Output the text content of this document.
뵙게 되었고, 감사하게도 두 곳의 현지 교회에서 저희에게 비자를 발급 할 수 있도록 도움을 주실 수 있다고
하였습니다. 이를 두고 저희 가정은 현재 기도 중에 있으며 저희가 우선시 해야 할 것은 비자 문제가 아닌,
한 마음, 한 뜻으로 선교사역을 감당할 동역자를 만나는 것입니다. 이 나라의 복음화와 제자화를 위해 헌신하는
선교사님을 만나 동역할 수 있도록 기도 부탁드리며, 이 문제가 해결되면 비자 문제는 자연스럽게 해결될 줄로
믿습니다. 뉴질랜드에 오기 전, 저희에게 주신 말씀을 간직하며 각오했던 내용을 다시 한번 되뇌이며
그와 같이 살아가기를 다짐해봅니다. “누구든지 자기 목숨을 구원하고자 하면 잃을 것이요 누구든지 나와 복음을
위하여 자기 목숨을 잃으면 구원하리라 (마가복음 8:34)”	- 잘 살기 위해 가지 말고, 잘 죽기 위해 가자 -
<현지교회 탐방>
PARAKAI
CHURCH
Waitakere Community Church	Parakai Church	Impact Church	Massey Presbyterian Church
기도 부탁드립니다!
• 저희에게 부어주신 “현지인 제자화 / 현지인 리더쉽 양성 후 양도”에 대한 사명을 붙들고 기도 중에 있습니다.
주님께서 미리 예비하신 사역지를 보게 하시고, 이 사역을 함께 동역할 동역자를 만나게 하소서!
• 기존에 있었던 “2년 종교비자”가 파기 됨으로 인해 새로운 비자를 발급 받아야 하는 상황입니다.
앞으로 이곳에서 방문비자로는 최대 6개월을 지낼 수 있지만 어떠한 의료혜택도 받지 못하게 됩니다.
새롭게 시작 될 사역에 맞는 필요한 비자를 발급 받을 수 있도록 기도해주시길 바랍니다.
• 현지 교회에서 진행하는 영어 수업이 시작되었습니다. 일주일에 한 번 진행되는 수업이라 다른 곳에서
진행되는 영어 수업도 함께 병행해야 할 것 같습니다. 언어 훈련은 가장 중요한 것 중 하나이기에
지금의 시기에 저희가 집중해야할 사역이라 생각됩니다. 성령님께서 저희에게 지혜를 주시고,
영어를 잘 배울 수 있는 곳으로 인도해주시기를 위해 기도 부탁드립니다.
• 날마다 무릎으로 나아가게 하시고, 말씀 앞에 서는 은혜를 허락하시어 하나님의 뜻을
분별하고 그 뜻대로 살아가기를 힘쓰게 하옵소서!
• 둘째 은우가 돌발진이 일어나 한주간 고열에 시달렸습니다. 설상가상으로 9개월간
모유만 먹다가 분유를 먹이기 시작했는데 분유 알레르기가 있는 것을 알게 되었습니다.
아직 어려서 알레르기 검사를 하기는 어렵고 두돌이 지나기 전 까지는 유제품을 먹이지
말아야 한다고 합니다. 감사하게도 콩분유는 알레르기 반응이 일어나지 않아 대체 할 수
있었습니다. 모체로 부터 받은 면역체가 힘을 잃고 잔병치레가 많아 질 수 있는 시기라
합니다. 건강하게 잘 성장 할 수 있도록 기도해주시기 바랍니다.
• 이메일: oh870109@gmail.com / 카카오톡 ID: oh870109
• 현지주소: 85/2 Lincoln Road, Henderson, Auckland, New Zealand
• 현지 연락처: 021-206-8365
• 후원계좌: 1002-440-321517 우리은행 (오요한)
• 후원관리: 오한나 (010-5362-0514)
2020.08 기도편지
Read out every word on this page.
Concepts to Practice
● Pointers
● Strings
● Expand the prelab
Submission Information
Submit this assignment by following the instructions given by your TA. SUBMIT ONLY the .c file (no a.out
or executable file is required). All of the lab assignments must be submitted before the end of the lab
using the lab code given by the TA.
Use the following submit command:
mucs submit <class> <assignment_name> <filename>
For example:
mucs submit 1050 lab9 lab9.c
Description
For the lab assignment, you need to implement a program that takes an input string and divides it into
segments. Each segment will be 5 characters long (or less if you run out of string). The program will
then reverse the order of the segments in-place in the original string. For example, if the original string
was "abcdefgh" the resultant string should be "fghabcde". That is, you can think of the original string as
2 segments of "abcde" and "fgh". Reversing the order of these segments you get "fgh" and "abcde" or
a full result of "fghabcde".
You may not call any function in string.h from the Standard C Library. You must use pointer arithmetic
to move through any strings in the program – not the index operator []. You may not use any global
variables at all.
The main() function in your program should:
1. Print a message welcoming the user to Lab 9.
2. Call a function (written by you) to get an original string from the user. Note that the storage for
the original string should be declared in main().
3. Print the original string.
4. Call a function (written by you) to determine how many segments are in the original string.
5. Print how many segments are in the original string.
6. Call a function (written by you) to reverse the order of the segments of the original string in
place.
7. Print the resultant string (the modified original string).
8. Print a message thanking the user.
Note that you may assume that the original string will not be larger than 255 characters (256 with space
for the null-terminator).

━━━━━━━━━━━━━━━━━━━━

Exercise
Without leaving anything out, give the entries again exactly.

Output for this exercise
Output the text content of this document.
뵙게 되었고, 감사하게도 두 곳의 현지 교회에서 저희에게 비자를 발급 할 수 있도록 도움을 주실 수 있다고
하였습니다. 이를 두고 저희 가정은 현재 기도 중에 있으며 저희가 우선시 해야 할 것은 비자 문제가 아닌,
한 마음, 한 뜻으로 선교사역을 감당할 동역자를 만나는 것입니다. 이 나라의 복음화와 제자화를 위해 헌신하는
선교사님을 만나 동역할 수 있도록 기도 부탁드리며, 이 문제가 해결되면 비자 문제는 자연스럽게 해결될 줄로
믿습니다. 뉴질랜드에 오기 전, 저희에게 주신 말씀을 간직하며 각오했던 내용을 다시 한번 되뇌이며
그와 같이 살아가기를 다짐해봅니다. “누구든지 자기 목숨을 구원하고자 하면 잃을 것이요 누구든지 나와 복음을
위하여 자기 목숨을 잃으면 구원하리라 (마가복음 8:34)”	- 잘 살기 위해 가지 말고, 잘 죽기 위해 가자 -
<현지교회 탐방>
PARAKAI
CHURCH
Waitakere Community Church	Parakai Church	Impact Church	Massey Presbyterian Church
기도 부탁드립니다!
• 저희에게 부어주신 “현지인 제자화 / 현지인 리더쉽 양성 후 양도”에 대한 사명을 붙들고 기도 중에 있습니다.
주님께서 미리 예비하신 사역지를 보게 하시고, 이 사역을 함께 동역할 동역자를 만나게 하소서!
• 기존에 있었던 “2년 종교비자”가 파기 됨으로 인해 새로운 비자를 발급 받아야 하는 상황입니다.
앞으로 이곳에서 방문비자로는 최대 6개월을 지낼 수 있지만 어떠한 의료혜택도 받지 못하게 됩니다.
새롭게 시작 될 사역에 맞는 필요한 비자를 발급 받을 수 있도록 기도해주시길 바랍니다.
• 현지 교회에서 진행하는 영어 수업이 시작되었습니다. 일주일에 한 번 진행되는 수업이라 다른 곳에서
진행되는 영어 수업도 함께 병행해야 할 것 같습니다. 언어 훈련은 가장 중요한 것 중 하나이기에
지금의 시기에 저희가 집중해야할 사역이라 생각됩니다. 성령님께서 저희에게 지혜를 주시고,
영어를 잘 배울 수 있는 곳으로 인도해주시기를 위해 기도 부탁드립니다.
• 날마다 무릎으로 나아가게 하시고, 말씀 앞에 서는 은혜를 허락하시어 하나님의 뜻을
분별하고 그 뜻대로 살아가기를 힘쓰게 하옵소서!
• 둘째 은우가 돌발진이 일어나 한주간 고열에 시달렸습니다. 설상가상으로 9개월간
모유만 먹다가 분유를 먹이기 시작했는데 분유 알레르기가 있는 것을 알게 되었습니다.
아직 어려서 알레르기 검사를 하기는 어렵고 두돌이 지나기 전 까지는 유제품을 먹이지
말아야 한다고 합니다. 감사하게도 콩분유는 알레르기 반응이 일어나지 않아 대체 할 수
있었습니다. 모체로 부터 받은 면역체가 힘을 잃고 잔병치레가 많아 질 수 있는 시기라
합니다. 건강하게 잘 성장 할 수 있도록 기도해주시기 바랍니다.
• 이메일: oh870109@gmail.com / 카카오톡 ID: oh870109
• 현지주소: 85/2 Lincoln Road, Henderson, Auckland, New Zealand
• 현지 연락처: 021-206-8365
• 후원계좌: 1002-440-321517 우리은행 (오요한)
• 후원관리: 오한나 (010-5362-0514)
2020.08 기도편지
Read out every word on this page.
Concepts to Practice
● Pointers
● Strings
● Expand the prelab
Submission Information
Submit this assignment by following the instructions given by your TA. SUBMIT ONLY the .c file (no a.out
or executable file is required). All of the lab assignments must be submitted before the end of the lab
using the lab code given by the TA.
Use the following submit command:
mucs submit <class> <assignment_name> <filename>
For example:
mucs submit 1050 lab9 lab9.c
Description
For the lab assignment, you need to implement a program that takes an input string and divides it into
segments. Each segment will be 5 characters long (or less if you run out of string). The program will
then reverse the order of the segments in-place in the original string. For example, if the original string
was "abcdefgh" the resultant string should be "fghabcde". That is, you can think of the original string as
2 segments of "abcde" and "fgh". Reversing the order of these segments you get "fgh" and "abcde" or
a full result of "fghabcde".
You may not call any function in string.h from the Standard C Library. You must use pointer arithmetic
to move through any strings in the program – not the index operator []. You may not use any global
variables at all.
The main() function in your program should:
1. Print a message welcoming the user to Lab 9.
2. Call a function (written by you) to get an original string from the user. Note that the storage for
the original string should be declared in main().
3. Print the original string.
4. Call a function (written by you) to determine how many segments are in the original string.
5. Print how many segments are in the original string.
6. Call a function (written by you) to reverse the order of the segments of the original string in
place.
7. Print the resultant string (the modified original string).
8. Print a message thanking the user.
Note that you may assume that the original string will not be larger than 255 characters (256 with space
for the null-terminator).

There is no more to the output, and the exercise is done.